* The problem
Locate the string "Effects" in the listing below. Copy every line where it is found.

* Some records
════════════════

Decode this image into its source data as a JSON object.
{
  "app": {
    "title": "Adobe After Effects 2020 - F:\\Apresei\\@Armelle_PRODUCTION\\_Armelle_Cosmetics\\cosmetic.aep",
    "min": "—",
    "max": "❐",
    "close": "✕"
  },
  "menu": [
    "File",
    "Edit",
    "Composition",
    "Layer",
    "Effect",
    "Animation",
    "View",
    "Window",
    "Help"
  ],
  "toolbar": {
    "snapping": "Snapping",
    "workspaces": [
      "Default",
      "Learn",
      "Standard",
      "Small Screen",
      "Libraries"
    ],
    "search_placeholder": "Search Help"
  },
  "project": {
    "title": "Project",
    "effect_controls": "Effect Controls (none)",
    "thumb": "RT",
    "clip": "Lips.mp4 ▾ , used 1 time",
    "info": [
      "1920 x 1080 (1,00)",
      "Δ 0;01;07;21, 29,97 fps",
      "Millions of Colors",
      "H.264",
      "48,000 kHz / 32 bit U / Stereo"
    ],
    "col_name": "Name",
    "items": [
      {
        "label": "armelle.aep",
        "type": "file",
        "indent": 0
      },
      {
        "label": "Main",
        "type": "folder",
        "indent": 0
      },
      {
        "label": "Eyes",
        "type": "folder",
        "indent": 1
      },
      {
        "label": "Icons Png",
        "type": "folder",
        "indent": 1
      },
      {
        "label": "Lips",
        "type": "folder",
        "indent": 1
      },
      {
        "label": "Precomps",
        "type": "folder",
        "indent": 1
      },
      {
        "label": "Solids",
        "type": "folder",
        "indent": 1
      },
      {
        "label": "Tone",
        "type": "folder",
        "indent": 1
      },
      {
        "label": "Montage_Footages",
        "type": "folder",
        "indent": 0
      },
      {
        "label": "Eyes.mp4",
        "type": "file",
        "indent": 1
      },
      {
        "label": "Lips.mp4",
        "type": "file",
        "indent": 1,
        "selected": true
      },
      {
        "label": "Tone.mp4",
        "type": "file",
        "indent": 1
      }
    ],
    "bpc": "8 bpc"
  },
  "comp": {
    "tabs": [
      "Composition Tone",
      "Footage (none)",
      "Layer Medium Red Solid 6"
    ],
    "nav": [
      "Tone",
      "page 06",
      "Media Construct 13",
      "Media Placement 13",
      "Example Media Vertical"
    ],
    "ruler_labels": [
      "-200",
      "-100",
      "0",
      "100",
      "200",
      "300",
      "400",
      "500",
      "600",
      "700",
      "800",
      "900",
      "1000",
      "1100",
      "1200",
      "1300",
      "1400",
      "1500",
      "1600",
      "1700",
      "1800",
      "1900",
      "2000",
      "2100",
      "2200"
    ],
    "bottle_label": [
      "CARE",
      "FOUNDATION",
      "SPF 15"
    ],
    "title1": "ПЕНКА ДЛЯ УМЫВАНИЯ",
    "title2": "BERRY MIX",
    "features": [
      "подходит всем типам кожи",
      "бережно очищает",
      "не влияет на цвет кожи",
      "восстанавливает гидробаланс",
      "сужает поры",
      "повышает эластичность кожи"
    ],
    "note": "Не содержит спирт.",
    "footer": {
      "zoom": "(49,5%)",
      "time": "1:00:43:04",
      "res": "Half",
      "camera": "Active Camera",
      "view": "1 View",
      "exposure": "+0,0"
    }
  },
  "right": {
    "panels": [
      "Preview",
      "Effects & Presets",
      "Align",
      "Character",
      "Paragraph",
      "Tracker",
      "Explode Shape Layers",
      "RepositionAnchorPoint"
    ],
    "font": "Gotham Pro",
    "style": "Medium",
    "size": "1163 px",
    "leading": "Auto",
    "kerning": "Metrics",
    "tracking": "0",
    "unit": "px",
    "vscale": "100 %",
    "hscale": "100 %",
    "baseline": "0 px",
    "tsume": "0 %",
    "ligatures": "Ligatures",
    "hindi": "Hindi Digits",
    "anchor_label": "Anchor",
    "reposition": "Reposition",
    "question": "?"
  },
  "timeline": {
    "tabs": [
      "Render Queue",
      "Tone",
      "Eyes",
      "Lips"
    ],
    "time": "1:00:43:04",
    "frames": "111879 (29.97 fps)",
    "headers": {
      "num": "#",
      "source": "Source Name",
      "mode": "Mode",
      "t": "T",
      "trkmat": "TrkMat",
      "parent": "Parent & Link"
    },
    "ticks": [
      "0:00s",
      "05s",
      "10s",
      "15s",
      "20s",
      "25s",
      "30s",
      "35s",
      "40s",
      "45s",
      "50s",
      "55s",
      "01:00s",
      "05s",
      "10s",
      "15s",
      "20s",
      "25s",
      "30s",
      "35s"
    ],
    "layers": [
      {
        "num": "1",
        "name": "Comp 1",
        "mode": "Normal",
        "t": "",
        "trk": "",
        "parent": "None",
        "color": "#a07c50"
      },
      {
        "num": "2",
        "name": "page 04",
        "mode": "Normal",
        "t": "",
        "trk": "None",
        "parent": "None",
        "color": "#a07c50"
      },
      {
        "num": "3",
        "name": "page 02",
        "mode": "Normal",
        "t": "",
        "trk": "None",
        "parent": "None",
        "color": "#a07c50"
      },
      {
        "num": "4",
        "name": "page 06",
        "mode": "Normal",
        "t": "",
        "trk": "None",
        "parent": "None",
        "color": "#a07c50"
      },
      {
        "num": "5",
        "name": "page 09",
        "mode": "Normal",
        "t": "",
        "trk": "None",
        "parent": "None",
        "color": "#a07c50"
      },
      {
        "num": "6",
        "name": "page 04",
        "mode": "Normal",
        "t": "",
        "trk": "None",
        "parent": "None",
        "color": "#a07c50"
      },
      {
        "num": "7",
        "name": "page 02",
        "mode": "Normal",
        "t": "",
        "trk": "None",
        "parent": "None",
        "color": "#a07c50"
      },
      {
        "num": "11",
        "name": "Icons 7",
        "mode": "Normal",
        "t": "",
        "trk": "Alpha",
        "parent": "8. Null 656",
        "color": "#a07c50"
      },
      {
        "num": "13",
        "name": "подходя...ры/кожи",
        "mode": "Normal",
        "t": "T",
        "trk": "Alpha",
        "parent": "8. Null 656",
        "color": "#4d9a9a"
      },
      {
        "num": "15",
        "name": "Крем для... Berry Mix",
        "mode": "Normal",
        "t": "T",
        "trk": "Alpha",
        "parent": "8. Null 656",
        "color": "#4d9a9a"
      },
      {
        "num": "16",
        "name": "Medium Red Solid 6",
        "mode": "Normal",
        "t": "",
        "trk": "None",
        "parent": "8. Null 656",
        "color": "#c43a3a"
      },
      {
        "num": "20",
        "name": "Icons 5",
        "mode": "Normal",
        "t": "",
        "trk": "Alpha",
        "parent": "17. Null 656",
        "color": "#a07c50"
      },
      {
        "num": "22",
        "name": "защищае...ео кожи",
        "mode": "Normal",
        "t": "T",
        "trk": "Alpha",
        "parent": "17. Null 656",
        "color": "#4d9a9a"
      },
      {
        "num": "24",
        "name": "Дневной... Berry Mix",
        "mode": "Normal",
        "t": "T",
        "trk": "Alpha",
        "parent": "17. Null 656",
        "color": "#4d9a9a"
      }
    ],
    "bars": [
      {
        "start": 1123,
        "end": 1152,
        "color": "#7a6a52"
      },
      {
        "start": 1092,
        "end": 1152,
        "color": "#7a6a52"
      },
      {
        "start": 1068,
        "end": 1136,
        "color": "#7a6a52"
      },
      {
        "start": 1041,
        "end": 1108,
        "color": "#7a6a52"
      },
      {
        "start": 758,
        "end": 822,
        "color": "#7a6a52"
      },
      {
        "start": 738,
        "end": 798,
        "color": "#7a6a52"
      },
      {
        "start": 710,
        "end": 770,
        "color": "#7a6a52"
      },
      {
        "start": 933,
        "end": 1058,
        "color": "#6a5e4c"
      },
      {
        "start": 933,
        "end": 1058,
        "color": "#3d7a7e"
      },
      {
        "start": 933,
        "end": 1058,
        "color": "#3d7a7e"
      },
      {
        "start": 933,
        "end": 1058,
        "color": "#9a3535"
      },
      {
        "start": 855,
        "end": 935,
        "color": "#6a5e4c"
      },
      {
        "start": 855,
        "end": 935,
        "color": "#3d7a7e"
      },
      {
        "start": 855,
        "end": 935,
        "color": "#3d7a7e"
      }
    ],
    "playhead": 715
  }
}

════════════════

* Response to this exercise
    "title": "Adobe After Effects 2020 - F:\\Apresei\\@Armelle_PRODUCTION\\_Armelle_Cosmetics\\cosmetic.aep",
      "Effects & Presets",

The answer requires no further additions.